■ **Aim**
Each line that holds the word "JSON" should be returned.

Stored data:
====

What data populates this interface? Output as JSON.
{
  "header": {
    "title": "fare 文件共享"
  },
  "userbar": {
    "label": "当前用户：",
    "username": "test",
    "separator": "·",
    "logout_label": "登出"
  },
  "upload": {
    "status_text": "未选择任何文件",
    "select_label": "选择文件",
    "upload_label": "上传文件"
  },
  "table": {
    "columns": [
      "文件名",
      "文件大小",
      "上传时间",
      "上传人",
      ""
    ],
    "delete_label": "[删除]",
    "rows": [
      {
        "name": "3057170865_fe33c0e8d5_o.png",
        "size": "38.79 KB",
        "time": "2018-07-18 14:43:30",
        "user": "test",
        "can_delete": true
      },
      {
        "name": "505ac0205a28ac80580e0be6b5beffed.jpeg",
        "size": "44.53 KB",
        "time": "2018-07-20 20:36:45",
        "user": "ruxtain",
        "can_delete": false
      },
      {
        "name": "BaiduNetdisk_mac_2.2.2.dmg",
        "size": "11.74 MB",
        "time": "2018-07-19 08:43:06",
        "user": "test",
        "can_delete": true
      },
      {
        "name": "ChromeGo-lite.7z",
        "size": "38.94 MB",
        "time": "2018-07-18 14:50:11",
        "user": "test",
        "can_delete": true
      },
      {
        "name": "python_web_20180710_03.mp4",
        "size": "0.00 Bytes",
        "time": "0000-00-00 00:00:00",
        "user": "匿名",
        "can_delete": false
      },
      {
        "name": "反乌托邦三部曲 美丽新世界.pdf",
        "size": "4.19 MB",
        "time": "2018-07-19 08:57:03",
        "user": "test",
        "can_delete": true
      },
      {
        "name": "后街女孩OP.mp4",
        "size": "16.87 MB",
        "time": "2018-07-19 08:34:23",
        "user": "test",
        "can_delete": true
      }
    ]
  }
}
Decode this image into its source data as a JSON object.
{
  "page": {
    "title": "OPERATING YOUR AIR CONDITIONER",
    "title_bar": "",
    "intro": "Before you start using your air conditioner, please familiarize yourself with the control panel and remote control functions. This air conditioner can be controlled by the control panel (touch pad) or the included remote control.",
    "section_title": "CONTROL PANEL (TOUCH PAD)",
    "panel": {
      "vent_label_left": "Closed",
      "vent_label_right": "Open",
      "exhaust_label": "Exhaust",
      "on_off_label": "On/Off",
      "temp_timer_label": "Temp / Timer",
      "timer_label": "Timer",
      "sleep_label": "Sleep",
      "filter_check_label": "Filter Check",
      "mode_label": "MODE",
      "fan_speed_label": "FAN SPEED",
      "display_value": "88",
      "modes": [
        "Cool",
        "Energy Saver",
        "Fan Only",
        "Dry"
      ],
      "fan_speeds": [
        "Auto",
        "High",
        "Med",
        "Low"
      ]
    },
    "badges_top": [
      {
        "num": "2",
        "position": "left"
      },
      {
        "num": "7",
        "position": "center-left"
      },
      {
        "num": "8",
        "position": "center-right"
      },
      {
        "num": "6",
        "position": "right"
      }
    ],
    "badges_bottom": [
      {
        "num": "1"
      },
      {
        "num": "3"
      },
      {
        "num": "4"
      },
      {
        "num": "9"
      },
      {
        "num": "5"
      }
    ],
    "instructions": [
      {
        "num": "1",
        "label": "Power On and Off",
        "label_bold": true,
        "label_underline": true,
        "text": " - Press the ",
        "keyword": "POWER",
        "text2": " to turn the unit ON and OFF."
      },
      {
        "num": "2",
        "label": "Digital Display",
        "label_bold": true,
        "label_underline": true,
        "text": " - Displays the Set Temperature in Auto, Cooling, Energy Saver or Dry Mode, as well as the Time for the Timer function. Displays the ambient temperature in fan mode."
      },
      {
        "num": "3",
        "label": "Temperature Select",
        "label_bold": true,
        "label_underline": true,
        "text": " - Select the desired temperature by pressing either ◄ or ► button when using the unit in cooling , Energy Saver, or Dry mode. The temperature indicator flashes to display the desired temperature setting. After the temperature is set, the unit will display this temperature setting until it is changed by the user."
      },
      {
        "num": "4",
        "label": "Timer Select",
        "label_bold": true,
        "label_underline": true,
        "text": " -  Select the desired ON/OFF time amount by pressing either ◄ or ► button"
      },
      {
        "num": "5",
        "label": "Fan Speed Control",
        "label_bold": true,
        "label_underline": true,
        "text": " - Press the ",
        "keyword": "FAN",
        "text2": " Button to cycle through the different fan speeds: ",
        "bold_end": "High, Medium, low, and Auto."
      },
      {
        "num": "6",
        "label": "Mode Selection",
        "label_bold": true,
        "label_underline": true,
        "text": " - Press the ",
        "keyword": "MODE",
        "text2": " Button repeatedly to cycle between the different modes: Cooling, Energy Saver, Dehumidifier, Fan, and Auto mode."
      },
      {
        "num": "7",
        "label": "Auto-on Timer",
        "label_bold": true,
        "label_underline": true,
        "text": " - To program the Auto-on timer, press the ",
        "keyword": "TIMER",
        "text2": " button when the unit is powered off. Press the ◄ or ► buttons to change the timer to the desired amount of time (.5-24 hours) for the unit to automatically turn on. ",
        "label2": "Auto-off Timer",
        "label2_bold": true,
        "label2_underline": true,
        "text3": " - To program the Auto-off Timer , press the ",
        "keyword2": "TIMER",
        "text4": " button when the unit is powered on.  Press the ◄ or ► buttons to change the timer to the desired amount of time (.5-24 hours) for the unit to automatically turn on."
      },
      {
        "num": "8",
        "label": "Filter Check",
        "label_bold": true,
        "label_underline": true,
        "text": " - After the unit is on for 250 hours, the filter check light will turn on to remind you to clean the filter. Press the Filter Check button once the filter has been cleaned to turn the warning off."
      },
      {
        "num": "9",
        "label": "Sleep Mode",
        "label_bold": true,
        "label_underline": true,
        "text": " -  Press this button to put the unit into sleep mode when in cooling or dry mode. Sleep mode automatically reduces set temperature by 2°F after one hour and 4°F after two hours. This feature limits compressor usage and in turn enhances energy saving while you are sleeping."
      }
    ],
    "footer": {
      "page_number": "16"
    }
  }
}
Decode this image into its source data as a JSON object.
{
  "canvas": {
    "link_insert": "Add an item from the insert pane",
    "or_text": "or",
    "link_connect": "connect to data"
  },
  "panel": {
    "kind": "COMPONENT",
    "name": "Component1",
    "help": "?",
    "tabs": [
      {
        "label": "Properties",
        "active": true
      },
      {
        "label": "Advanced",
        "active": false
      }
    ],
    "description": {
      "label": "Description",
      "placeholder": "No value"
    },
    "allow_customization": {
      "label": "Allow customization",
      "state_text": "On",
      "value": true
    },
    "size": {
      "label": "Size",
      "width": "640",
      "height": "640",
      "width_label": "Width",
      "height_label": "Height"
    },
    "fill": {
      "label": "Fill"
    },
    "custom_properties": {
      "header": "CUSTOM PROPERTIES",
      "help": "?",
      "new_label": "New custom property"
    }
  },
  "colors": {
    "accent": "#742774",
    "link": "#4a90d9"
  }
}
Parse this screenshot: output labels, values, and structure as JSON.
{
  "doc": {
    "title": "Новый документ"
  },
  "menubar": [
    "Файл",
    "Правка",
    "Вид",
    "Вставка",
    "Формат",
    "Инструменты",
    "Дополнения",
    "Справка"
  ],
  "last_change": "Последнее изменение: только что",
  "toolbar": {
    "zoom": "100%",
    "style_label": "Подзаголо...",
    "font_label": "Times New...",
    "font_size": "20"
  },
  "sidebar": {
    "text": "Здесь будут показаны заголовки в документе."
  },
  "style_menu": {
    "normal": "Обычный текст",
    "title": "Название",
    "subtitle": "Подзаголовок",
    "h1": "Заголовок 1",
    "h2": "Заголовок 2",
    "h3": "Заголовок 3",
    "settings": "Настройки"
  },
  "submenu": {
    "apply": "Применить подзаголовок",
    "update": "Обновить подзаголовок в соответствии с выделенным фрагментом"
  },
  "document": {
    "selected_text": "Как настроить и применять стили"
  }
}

====

■ **Result**
What data populates this interface? Output as JSON.
Decode this image into its source data as a JSON object.
Decode this image into its source data as a JSON object.
Parse this screenshot: output labels, values, and structure as JSON.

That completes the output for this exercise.